*Task instructions*: Scan the lines below for the string "steady" and copy every one that has it.

Stored items:

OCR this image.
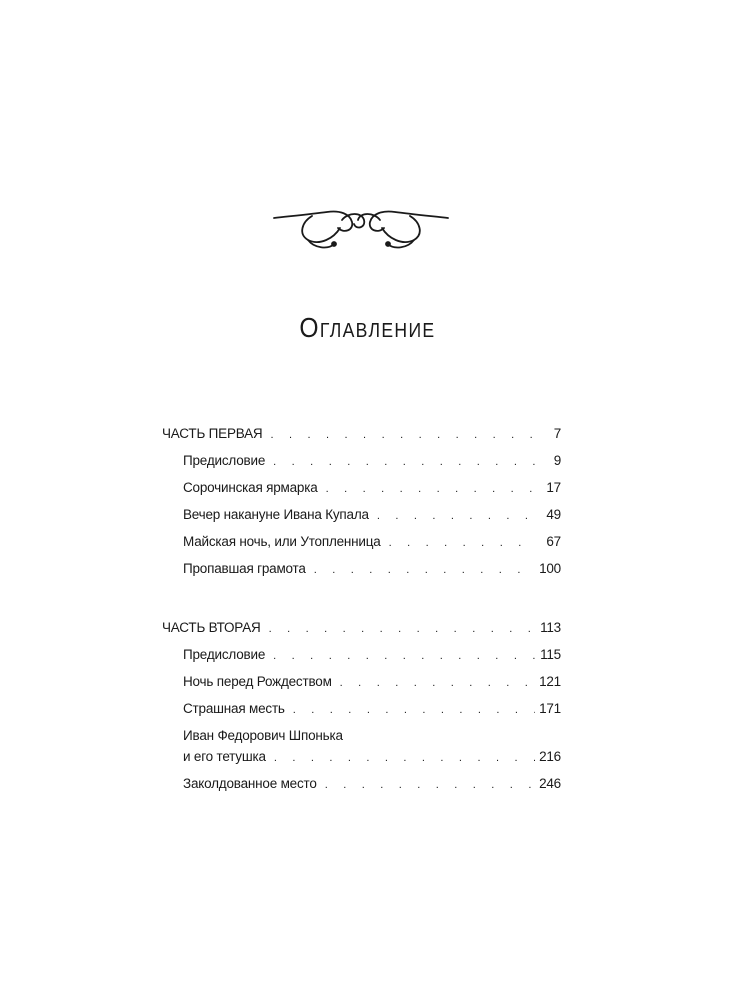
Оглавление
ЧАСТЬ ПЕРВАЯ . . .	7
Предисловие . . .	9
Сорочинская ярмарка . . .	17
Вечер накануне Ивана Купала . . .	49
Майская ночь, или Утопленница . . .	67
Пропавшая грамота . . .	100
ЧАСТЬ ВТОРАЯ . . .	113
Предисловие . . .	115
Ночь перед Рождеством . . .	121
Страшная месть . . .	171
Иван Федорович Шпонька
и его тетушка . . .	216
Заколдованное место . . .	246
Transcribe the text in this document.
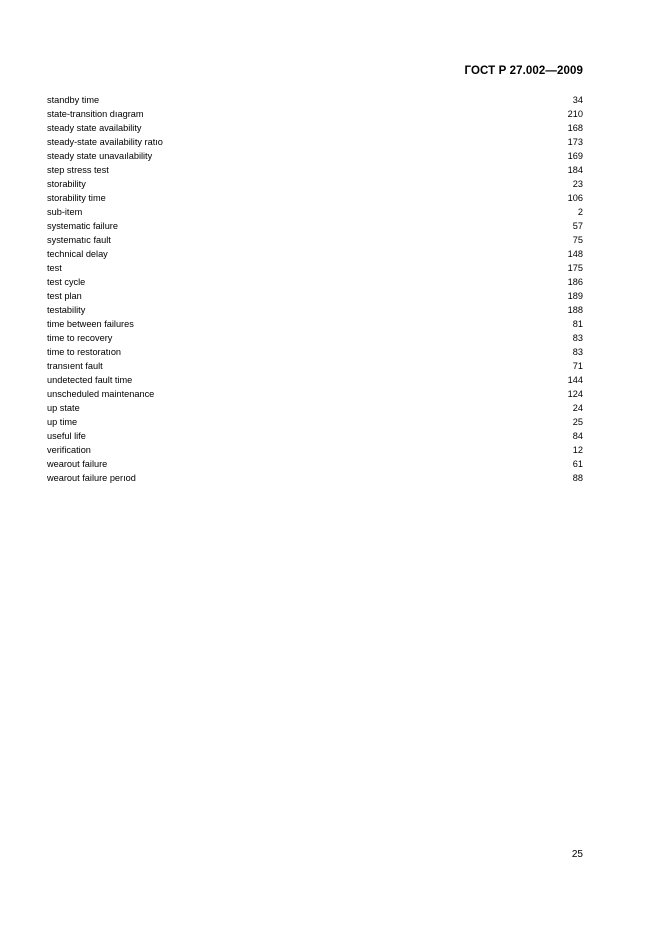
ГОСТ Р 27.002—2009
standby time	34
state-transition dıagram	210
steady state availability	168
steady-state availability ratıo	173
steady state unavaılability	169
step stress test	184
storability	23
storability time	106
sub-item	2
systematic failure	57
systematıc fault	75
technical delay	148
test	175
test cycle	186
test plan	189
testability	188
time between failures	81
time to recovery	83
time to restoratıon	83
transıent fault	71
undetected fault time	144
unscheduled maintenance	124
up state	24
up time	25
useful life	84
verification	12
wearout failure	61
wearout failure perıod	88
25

*Full response*:
steady state availability	168
steady-state availability ratıo	173
steady state unavaılability	169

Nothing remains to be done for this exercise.